■ DIRECTIONS ■
Copy each line of the records that holds the string "series".

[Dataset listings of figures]
______________________________

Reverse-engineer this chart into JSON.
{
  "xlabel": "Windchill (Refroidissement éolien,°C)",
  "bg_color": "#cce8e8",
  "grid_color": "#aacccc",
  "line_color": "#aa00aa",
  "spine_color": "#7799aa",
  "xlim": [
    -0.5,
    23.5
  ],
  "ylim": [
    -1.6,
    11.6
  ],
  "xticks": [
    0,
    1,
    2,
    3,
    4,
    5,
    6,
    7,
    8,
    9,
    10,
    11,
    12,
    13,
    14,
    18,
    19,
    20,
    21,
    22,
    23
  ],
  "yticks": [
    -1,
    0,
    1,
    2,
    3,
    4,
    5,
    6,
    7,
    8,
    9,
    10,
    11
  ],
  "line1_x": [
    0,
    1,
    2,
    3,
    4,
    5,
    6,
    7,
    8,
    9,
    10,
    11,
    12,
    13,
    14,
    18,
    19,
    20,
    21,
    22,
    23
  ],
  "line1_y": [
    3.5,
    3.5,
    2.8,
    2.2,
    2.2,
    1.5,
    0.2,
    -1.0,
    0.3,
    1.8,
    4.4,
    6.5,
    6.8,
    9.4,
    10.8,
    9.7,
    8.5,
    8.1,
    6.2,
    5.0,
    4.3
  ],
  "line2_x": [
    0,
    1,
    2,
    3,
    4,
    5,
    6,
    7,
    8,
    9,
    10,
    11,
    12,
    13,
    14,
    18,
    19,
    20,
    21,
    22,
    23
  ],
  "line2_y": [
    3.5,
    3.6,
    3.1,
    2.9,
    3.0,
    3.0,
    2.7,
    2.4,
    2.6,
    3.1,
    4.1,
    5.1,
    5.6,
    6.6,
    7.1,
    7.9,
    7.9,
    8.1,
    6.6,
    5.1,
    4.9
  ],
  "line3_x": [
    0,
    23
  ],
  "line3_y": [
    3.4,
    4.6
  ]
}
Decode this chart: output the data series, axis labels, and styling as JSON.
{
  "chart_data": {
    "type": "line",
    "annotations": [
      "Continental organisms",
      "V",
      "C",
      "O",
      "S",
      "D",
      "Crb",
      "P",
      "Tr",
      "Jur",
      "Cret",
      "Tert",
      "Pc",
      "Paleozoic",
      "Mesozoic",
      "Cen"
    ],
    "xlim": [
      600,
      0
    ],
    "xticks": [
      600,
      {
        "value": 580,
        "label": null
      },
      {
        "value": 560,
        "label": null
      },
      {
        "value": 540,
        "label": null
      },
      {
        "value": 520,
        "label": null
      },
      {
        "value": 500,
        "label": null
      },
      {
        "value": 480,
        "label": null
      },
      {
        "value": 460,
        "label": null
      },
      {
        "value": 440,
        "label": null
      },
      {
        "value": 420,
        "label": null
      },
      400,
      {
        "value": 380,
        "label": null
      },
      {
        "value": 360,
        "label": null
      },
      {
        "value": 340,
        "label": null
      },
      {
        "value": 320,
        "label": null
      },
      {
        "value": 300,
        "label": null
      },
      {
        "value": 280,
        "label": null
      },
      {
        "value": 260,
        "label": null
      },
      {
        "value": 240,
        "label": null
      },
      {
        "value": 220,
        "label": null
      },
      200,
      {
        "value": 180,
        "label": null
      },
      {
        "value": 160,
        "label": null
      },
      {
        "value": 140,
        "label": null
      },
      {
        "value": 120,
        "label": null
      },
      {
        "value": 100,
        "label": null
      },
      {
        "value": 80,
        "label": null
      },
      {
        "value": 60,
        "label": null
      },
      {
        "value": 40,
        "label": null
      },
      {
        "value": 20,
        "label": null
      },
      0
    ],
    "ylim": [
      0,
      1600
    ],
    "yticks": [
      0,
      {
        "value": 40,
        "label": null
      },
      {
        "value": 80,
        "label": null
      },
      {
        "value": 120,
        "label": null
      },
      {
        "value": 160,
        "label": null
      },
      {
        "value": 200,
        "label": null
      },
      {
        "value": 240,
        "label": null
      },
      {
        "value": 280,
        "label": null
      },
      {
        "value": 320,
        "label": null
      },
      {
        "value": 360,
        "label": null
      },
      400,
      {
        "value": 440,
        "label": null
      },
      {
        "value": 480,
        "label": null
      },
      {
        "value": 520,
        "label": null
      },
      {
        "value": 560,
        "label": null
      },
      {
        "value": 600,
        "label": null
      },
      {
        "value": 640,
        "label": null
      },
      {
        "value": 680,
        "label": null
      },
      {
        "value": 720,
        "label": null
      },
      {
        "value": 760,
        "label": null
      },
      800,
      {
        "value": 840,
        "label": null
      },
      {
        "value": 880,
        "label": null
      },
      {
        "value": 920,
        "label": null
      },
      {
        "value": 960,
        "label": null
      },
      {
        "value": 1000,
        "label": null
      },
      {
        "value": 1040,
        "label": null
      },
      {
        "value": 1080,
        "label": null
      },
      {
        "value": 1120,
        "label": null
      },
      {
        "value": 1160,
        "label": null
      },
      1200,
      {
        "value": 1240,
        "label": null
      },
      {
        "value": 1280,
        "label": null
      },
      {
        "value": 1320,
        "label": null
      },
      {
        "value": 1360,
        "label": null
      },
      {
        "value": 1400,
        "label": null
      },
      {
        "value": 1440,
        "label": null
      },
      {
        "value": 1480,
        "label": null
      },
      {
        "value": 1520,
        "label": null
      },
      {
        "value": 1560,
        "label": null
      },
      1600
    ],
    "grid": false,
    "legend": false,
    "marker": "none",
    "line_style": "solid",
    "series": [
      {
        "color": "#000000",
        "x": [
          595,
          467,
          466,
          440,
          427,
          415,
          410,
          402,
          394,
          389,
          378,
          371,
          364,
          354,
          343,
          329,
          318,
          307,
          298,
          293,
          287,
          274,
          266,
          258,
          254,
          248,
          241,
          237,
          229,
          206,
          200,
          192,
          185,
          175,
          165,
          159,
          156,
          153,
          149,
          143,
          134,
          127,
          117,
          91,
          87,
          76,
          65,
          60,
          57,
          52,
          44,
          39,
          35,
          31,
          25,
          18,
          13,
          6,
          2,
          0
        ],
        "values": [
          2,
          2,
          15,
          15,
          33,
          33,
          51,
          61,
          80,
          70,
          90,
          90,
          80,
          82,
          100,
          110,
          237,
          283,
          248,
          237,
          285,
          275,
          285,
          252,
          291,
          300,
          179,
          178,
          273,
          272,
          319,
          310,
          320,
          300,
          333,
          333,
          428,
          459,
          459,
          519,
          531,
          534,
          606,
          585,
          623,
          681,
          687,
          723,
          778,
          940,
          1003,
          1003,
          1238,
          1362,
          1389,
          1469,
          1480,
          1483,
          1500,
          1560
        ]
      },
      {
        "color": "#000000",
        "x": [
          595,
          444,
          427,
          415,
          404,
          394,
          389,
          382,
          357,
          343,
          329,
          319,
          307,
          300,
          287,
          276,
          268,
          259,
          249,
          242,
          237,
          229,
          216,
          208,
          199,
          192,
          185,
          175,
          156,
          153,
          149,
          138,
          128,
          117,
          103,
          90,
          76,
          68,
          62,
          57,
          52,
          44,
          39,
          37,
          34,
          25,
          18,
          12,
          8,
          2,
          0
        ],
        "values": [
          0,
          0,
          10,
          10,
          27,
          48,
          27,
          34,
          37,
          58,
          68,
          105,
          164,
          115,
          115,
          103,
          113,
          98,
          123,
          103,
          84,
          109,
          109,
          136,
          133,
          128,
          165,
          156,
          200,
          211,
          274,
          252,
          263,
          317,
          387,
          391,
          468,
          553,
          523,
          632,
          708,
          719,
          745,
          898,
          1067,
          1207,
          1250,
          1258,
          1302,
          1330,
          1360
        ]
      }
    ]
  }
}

______________________________

■ ANSWER FOR THIS EXERCISE ■
Decode this chart: output the data series, axis labels, and styling as JSON.
    "series": [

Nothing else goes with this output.